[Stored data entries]
◆ ◆ ◆ ◆ ◆ ◆ ◆

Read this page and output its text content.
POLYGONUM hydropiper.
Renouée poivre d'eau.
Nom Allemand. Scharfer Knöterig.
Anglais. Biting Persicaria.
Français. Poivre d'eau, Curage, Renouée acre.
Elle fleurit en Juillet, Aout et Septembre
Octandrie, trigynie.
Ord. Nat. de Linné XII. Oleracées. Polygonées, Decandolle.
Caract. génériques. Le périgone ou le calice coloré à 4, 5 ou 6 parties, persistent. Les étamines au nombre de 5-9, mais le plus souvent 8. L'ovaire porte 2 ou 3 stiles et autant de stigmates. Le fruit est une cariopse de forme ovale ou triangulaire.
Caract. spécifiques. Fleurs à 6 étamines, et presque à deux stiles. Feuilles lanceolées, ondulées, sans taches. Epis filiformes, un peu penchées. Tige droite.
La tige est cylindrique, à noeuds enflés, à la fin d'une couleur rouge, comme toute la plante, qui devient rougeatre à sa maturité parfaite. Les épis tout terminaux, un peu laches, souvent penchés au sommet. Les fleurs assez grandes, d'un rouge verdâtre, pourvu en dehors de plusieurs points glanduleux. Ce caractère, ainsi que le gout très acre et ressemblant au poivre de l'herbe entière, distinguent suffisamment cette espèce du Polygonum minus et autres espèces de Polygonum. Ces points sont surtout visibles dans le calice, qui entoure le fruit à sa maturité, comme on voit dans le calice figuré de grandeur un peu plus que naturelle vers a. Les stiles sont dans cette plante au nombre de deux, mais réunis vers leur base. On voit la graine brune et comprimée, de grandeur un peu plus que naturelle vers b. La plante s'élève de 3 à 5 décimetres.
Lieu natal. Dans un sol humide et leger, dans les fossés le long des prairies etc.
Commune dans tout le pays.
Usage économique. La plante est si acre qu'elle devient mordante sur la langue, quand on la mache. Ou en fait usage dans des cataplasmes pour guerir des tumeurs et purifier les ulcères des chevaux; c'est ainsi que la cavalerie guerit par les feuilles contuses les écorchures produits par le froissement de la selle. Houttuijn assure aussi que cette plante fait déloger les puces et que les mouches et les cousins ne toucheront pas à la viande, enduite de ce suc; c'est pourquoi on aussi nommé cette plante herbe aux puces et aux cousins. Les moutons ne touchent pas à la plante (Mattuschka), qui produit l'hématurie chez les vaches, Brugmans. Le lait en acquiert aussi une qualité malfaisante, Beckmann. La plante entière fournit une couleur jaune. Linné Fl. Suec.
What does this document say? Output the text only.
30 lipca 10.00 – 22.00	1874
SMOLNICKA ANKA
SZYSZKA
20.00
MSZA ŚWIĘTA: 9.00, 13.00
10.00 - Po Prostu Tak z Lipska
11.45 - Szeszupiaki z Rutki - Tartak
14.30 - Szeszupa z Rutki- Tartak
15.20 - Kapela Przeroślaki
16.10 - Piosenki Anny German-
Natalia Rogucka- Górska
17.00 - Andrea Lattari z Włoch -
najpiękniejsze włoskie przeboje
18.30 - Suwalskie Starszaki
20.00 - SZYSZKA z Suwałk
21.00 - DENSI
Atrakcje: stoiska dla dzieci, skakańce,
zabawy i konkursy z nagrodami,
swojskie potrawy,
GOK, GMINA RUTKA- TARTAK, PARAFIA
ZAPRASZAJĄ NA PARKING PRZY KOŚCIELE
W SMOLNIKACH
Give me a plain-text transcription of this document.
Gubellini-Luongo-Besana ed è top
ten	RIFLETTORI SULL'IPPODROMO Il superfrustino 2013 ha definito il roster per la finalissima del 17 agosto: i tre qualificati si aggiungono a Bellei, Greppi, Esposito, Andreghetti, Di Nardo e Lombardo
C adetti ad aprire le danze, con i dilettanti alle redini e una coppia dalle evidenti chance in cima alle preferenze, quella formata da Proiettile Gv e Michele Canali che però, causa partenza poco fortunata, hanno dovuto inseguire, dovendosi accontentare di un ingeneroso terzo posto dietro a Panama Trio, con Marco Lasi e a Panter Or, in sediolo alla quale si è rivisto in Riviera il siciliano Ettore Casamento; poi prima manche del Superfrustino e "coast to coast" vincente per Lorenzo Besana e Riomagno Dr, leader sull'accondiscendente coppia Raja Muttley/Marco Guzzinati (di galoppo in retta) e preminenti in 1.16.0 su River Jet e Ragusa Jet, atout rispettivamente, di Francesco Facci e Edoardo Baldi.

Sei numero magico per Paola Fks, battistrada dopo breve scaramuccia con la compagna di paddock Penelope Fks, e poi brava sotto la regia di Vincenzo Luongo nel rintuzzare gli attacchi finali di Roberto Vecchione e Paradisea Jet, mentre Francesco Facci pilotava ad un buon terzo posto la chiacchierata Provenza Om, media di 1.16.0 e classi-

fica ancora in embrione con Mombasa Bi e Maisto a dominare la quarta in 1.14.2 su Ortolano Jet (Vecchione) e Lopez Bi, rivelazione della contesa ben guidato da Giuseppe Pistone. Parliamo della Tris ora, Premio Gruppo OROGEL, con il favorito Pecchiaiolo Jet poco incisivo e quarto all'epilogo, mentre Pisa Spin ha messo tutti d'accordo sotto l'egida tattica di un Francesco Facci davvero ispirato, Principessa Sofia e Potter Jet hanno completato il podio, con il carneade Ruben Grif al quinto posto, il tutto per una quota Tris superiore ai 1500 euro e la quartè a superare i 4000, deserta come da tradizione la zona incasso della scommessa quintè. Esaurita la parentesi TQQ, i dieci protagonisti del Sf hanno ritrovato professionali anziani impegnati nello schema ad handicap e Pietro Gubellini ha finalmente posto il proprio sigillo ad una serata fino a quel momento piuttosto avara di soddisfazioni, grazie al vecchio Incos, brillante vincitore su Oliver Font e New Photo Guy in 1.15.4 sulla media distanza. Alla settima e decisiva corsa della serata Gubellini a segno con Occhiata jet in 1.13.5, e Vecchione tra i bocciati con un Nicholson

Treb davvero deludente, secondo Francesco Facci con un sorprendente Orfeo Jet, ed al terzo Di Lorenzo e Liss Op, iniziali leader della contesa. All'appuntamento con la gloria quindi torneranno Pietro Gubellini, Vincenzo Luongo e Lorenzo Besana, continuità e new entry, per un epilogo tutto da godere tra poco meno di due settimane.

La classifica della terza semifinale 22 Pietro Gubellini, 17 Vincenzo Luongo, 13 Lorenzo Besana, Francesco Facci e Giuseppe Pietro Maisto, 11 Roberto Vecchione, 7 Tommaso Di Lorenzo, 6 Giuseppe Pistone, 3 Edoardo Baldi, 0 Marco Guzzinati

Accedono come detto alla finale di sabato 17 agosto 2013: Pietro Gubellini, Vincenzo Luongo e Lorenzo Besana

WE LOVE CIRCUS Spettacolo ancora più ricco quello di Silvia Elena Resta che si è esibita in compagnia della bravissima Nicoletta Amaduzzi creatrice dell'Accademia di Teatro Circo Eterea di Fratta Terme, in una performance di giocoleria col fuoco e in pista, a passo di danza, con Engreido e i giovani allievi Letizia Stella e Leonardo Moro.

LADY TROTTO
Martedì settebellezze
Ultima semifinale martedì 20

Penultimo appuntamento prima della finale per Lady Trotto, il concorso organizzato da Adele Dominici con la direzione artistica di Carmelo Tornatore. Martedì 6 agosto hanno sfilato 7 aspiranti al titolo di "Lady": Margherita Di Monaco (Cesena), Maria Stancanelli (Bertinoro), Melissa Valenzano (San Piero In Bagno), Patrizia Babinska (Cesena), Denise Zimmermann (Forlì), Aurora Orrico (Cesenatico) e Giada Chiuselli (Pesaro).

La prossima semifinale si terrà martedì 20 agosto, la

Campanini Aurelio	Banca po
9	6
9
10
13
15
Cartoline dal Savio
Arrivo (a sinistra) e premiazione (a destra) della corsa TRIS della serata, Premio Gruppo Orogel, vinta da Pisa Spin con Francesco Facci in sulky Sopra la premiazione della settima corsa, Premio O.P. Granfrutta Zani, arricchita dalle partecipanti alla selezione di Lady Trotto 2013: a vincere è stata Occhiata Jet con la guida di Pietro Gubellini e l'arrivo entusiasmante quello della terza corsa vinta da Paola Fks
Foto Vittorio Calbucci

◆ ◆ ◆ ◆ ◆ ◆ ◆

PROBLEM REQUIREMENTS: Find how many lines of the material carry the string "text". Only the number should be in the answer.

SOLUTION TO THIS PROBLEM: 3